To be done –
Return the records, each one exactly as written.

■ ■ ■ ■

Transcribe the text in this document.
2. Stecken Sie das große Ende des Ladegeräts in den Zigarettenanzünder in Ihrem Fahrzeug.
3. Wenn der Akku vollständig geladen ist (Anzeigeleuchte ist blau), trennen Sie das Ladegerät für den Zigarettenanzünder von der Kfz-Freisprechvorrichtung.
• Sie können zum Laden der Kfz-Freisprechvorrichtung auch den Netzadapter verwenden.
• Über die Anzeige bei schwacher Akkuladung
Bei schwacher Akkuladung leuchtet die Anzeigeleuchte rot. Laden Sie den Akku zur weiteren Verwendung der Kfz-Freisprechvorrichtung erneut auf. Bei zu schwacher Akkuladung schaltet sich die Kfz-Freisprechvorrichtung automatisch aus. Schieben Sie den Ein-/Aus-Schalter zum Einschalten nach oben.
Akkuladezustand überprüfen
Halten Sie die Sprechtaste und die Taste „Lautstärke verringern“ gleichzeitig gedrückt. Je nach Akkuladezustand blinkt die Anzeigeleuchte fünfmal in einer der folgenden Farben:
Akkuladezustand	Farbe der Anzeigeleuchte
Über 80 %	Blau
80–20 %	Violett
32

■ ■ ■ ■

Expected answer –
Transcribe the text in this document.
2. Stecken Sie das große Ende des Ladegeräts in den Zigarettenanzünder in Ihrem Fahrzeug.
3. Wenn der Akku vollständig geladen ist (Anzeigeleuchte ist blau), trennen Sie das Ladegerät für den Zigarettenanzünder von der Kfz-Freisprechvorrichtung.
• Sie können zum Laden der Kfz-Freisprechvorrichtung auch den Netzadapter verwenden.
• Über die Anzeige bei schwacher Akkuladung
Bei schwacher Akkuladung leuchtet die Anzeigeleuchte rot. Laden Sie den Akku zur weiteren Verwendung der Kfz-Freisprechvorrichtung erneut auf. Bei zu schwacher Akkuladung schaltet sich die Kfz-Freisprechvorrichtung automatisch aus. Schieben Sie den Ein-/Aus-Schalter zum Einschalten nach oben.
Akkuladezustand überprüfen
Halten Sie die Sprechtaste und die Taste „Lautstärke verringern“ gleichzeitig gedrückt. Je nach Akkuladezustand blinkt die Anzeigeleuchte fünfmal in einer der folgenden Farben:
Akkuladezustand	Farbe der Anzeigeleuchte
Über 80 %	Blau
80–20 %	Violett
32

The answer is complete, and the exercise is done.